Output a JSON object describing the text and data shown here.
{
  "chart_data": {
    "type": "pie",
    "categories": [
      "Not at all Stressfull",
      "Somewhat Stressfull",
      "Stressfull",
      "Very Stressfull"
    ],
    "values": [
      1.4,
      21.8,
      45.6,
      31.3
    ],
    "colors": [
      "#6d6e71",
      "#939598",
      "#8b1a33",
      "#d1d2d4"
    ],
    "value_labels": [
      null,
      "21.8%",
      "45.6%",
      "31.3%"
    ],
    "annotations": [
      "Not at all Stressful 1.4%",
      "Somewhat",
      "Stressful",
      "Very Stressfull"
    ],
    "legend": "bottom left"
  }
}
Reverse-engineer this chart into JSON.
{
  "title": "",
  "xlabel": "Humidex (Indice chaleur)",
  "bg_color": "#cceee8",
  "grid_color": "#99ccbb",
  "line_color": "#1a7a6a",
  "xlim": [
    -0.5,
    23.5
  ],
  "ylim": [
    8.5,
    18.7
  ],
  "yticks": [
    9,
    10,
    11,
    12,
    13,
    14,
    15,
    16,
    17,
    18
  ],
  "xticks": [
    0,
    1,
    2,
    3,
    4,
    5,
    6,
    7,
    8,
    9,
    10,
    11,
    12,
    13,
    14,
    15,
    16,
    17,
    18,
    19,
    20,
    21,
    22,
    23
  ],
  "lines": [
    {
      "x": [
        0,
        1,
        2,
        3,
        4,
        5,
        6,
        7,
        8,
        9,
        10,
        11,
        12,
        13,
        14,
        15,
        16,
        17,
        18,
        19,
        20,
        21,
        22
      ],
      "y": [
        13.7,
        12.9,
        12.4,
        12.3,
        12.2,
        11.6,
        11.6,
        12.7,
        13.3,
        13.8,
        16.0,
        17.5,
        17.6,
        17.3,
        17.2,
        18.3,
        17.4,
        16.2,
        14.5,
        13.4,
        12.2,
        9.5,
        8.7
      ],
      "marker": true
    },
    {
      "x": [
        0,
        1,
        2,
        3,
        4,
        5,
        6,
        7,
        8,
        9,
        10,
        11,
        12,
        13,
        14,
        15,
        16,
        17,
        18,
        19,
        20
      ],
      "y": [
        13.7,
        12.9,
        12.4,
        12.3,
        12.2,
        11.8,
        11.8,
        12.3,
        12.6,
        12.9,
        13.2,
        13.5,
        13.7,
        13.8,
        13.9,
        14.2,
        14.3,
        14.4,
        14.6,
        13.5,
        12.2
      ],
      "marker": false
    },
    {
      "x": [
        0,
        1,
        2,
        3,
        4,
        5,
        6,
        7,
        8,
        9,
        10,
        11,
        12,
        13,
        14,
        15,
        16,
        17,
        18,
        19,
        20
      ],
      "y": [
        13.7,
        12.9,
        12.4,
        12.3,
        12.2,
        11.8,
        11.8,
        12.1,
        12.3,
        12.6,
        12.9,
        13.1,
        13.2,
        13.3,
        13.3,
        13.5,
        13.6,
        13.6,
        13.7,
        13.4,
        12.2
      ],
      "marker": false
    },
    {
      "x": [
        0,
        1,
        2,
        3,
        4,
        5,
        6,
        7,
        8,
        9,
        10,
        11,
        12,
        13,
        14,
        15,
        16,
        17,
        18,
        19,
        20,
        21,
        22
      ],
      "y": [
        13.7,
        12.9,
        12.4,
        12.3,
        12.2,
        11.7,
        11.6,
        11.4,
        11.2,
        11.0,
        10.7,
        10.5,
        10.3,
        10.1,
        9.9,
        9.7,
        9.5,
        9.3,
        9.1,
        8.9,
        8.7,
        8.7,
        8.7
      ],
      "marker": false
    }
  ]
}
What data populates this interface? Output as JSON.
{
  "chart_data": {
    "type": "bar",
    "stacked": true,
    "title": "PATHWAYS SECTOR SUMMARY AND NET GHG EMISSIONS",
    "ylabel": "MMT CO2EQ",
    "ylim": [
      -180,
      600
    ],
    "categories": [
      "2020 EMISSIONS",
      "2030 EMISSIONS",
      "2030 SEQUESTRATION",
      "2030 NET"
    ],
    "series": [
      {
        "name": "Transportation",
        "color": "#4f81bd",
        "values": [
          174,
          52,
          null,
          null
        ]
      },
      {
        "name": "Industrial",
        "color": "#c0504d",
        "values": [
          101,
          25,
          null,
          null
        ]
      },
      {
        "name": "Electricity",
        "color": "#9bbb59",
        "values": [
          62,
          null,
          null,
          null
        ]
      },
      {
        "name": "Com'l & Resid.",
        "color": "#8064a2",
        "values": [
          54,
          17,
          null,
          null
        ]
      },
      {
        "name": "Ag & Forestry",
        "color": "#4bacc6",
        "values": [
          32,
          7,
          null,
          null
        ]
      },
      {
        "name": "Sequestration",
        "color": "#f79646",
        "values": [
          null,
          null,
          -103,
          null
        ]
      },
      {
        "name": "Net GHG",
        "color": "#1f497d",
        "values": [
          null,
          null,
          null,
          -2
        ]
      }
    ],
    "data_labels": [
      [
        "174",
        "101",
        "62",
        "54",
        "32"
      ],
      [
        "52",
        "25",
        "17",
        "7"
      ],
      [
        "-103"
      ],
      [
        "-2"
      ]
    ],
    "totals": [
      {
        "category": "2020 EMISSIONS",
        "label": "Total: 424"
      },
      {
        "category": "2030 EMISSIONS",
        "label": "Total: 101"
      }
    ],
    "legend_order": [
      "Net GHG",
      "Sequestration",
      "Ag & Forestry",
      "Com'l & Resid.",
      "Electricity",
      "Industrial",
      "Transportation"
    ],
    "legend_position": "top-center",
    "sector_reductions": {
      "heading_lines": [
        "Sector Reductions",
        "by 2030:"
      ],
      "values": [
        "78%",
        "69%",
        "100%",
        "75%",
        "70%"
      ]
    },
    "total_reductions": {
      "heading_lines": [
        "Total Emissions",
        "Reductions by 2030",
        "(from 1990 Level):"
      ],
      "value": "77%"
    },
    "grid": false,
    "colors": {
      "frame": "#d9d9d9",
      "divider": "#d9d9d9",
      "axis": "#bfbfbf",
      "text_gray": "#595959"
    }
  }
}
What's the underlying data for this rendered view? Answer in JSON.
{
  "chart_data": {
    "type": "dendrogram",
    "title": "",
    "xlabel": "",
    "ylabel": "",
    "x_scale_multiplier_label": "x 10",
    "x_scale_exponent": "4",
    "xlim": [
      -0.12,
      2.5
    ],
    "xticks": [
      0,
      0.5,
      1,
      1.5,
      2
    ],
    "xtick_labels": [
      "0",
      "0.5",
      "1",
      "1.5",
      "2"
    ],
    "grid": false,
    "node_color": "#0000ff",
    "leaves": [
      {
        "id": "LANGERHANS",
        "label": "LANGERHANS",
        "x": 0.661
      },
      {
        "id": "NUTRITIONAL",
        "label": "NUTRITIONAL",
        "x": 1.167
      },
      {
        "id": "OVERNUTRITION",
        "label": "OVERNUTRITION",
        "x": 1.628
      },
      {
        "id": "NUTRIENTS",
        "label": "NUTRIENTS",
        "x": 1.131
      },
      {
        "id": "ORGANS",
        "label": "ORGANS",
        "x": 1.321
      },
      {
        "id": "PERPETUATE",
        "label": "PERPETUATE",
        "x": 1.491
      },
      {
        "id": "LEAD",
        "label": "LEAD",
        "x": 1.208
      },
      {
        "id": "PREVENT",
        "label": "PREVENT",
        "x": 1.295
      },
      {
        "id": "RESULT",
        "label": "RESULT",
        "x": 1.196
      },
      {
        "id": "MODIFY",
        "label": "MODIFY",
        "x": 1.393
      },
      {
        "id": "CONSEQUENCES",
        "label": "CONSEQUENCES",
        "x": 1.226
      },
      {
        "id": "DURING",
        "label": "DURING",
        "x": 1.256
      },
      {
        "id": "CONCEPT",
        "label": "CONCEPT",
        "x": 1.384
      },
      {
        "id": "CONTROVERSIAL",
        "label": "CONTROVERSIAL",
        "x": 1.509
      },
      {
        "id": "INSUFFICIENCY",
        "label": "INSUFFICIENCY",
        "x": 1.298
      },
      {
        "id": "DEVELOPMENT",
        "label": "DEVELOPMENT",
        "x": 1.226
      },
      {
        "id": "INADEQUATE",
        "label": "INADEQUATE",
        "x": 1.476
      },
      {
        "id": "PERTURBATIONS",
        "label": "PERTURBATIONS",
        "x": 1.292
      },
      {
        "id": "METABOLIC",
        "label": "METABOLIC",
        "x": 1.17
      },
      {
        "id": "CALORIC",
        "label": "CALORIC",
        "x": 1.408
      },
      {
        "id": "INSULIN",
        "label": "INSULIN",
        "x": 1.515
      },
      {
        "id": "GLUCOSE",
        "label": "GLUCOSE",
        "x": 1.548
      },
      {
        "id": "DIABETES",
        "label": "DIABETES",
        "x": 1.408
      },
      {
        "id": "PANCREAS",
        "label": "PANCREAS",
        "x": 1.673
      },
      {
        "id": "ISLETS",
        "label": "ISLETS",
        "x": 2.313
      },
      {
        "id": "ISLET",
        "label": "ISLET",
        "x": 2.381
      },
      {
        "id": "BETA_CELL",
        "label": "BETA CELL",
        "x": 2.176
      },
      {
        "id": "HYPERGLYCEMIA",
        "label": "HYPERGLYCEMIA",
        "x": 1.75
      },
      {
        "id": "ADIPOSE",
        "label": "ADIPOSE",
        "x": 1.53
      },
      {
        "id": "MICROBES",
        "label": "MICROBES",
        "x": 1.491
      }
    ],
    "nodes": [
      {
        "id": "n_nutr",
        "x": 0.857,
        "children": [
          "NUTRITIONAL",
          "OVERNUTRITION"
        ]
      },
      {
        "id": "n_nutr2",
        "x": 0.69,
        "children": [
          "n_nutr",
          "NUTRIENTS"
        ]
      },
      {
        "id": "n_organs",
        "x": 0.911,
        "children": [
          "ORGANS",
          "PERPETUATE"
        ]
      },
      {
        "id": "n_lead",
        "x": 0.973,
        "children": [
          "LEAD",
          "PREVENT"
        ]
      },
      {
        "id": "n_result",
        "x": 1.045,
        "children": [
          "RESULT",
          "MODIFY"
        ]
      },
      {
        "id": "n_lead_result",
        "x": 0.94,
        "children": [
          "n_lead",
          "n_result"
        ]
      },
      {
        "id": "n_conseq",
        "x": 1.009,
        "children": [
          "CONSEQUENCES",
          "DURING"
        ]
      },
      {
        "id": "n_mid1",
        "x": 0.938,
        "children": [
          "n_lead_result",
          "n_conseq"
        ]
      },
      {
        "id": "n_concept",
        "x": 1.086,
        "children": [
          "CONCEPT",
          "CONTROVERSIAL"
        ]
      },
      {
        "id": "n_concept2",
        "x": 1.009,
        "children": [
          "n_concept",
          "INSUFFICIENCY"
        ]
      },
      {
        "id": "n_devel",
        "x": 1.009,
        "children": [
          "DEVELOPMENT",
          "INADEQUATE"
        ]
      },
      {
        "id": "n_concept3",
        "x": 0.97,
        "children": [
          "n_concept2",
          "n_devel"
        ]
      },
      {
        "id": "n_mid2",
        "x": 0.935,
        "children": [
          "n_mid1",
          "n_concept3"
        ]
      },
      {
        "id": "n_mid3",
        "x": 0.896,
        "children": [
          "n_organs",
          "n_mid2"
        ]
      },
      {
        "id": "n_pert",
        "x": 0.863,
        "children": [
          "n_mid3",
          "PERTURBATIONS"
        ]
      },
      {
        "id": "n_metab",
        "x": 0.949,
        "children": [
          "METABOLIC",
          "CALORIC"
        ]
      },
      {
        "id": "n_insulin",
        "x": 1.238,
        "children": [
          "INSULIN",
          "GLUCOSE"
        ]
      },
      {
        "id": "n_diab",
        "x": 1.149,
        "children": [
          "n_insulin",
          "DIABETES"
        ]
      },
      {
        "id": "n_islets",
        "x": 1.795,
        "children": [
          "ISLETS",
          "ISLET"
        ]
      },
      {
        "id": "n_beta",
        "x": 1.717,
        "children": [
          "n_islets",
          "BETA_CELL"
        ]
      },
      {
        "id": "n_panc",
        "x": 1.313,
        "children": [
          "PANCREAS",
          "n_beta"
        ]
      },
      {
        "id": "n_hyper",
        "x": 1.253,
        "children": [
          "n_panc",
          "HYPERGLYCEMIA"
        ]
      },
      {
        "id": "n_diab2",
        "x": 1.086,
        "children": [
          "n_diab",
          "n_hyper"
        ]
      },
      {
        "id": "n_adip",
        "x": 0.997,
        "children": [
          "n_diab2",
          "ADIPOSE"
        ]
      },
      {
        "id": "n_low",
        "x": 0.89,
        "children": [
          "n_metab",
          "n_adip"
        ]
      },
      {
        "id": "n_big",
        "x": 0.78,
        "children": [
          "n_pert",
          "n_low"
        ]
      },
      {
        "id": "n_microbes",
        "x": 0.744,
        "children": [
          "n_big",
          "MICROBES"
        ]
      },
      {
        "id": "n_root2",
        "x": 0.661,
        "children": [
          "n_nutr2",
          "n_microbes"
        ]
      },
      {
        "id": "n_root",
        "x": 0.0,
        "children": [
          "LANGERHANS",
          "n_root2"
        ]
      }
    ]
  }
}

◇ ◇ ◇ ◇

Problem details
Check each line of the records for the word "PERPETUATE" and extract those that contain it.

Answer to this problem
        "id": "PERPETUATE",
        "label": "PERPETUATE",
          "PERPETUATE"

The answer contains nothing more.